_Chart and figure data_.

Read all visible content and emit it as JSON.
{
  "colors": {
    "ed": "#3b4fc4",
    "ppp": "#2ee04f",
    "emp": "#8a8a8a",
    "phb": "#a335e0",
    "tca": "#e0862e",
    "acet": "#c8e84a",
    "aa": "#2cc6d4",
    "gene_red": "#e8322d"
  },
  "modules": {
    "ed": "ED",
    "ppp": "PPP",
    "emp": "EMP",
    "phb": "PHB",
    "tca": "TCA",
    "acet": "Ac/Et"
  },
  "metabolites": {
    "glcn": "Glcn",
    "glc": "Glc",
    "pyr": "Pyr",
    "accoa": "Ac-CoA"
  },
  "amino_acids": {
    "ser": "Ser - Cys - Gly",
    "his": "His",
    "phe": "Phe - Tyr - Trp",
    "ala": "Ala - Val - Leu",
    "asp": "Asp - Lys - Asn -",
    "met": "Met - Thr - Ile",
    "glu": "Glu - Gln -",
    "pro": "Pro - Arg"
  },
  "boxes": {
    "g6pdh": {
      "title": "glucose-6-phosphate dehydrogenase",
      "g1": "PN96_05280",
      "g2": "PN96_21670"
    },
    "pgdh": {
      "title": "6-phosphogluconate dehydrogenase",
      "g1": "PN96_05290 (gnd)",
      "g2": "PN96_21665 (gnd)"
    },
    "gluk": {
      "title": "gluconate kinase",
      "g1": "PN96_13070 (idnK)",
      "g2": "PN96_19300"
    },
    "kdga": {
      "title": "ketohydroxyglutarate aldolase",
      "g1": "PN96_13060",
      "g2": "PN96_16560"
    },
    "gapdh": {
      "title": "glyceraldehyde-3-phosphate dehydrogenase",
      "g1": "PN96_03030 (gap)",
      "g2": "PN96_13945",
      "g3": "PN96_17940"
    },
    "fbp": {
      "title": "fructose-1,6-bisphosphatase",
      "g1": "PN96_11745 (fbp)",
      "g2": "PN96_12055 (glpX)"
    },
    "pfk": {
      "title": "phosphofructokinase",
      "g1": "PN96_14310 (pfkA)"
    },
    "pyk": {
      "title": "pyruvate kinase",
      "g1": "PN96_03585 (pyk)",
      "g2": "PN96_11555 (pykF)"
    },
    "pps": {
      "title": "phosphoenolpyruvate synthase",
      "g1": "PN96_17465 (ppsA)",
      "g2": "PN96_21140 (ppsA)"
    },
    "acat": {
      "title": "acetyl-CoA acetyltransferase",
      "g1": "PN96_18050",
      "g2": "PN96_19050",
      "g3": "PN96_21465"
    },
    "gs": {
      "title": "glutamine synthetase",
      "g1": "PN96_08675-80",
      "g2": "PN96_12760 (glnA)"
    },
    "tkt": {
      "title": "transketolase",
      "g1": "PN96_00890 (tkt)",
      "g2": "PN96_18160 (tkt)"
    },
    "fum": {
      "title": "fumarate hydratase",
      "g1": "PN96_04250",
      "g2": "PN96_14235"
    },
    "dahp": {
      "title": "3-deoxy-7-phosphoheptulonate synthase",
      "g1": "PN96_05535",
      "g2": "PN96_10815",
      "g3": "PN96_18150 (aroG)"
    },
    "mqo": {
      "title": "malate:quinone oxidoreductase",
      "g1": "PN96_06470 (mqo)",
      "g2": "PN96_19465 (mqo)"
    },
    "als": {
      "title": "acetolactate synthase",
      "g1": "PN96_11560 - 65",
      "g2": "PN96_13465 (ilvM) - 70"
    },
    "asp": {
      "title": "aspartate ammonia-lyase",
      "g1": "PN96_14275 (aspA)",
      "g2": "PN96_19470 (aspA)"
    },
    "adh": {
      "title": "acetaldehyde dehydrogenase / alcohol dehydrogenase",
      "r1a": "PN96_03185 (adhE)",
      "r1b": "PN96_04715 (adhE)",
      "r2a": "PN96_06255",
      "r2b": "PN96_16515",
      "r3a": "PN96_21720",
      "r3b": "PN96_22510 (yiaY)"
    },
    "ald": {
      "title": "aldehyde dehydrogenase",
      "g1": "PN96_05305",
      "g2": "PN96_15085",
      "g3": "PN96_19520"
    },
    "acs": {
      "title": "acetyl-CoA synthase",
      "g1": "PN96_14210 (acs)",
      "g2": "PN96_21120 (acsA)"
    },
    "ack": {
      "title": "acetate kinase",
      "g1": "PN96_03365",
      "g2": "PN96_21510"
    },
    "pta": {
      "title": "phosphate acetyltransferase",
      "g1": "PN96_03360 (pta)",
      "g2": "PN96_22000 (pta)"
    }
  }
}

_SHORT EXERCISE_.
Copy all data exactly, start to finish.

_WRITTEN SOLUTION_.
Read all visible content and emit it as JSON.
{
  "colors": {
    "ed": "#3b4fc4",
    "ppp": "#2ee04f",
    "emp": "#8a8a8a",
    "phb": "#a335e0",
    "tca": "#e0862e",
    "acet": "#c8e84a",
    "aa": "#2cc6d4",
    "gene_red": "#e8322d"
  },
  "modules": {
    "ed": "ED",
    "ppp": "PPP",
    "emp": "EMP",
    "phb": "PHB",
    "tca": "TCA",
    "acet": "Ac/Et"
  },
  "metabolites": {
    "glcn": "Glcn",
    "glc": "Glc",
    "pyr": "Pyr",
    "accoa": "Ac-CoA"
  },
  "amino_acids": {
    "ser": "Ser - Cys - Gly",
    "his": "His",
    "phe": "Phe - Tyr - Trp",
    "ala": "Ala - Val - Leu",
    "asp": "Asp - Lys - Asn -",
    "met": "Met - Thr - Ile",
    "glu": "Glu - Gln -",
    "pro": "Pro - Arg"
  },
  "boxes": {
    "g6pdh": {
      "title": "glucose-6-phosphate dehydrogenase",
      "g1": "PN96_05280",
      "g2": "PN96_21670"
    },
    "pgdh": {
      "title": "6-phosphogluconate dehydrogenase",
      "g1": "PN96_05290 (gnd)",
      "g2": "PN96_21665 (gnd)"
    },
    "gluk": {
      "title": "gluconate kinase",
      "g1": "PN96_13070 (idnK)",
      "g2": "PN96_19300"
    },
    "kdga": {
      "title": "ketohydroxyglutarate aldolase",
      "g1": "PN96_13060",
      "g2": "PN96_16560"
    },
    "gapdh": {
      "title": "glyceraldehyde-3-phosphate dehydrogenase",
      "g1": "PN96_03030 (gap)",
      "g2": "PN96_13945",
      "g3": "PN96_17940"
    },
    "fbp": {
      "title": "fructose-1,6-bisphosphatase",
      "g1": "PN96_11745 (fbp)",
      "g2": "PN96_12055 (glpX)"
    },
    "pfk": {
      "title": "phosphofructokinase",
      "g1": "PN96_14310 (pfkA)"
    },
    "pyk": {
      "title": "pyruvate kinase",
      "g1": "PN96_03585 (pyk)",
      "g2": "PN96_11555 (pykF)"
    },
    "pps": {
      "title": "phosphoenolpyruvate synthase",
      "g1": "PN96_17465 (ppsA)",
      "g2": "PN96_21140 (ppsA)"
    },
    "acat": {
      "title": "acetyl-CoA acetyltransferase",
      "g1": "PN96_18050",
      "g2": "PN96_19050",
      "g3": "PN96_21465"
    },
    "gs": {
      "title": "glutamine synthetase",
      "g1": "PN96_08675-80",
      "g2": "PN96_12760 (glnA)"
    },
    "tkt": {
      "title": "transketolase",
      "g1": "PN96_00890 (tkt)",
      "g2": "PN96_18160 (tkt)"
    },
    "fum": {
      "title": "fumarate hydratase",
      "g1": "PN96_04250",
      "g2": "PN96_14235"
    },
    "dahp": {
      "title": "3-deoxy-7-phosphoheptulonate synthase",
      "g1": "PN96_05535",
      "g2": "PN96_10815",
      "g3": "PN96_18150 (aroG)"
    },
    "mqo": {
      "title": "malate:quinone oxidoreductase",
      "g1": "PN96_06470 (mqo)",
      "g2": "PN96_19465 (mqo)"
    },
    "als": {
      "title": "acetolactate synthase",
      "g1": "PN96_11560 - 65",
      "g2": "PN96_13465 (ilvM) - 70"
    },
    "asp": {
      "title": "aspartate ammonia-lyase",
      "g1": "PN96_14275 (aspA)",
      "g2": "PN96_19470 (aspA)"
    },
    "adh": {
      "title": "acetaldehyde dehydrogenase / alcohol dehydrogenase",
      "r1a": "PN96_03185 (adhE)",
      "r1b": "PN96_04715 (adhE)",
      "r2a": "PN96_06255",
      "r2b": "PN96_16515",
      "r3a": "PN96_21720",
      "r3b": "PN96_22510 (yiaY)"
    },
    "ald": {
      "title": "aldehyde dehydrogenase",
      "g1": "PN96_05305",
      "g2": "PN96_15085",
      "g3": "PN96_19520"
    },
    "acs": {
      "title": "acetyl-CoA synthase",
      "g1": "PN96_14210 (acs)",
      "g2": "PN96_21120 (acsA)"
    },
    "ack": {
      "title": "acetate kinase",
      "g1": "PN96_03365",
      "g2": "PN96_21510"
    },
    "pta": {
      "title": "phosphate acetyltransferase",
      "g1": "PN96_03360 (pta)",
      "g2": "PN96_22000 (pta)"
    }
  }
}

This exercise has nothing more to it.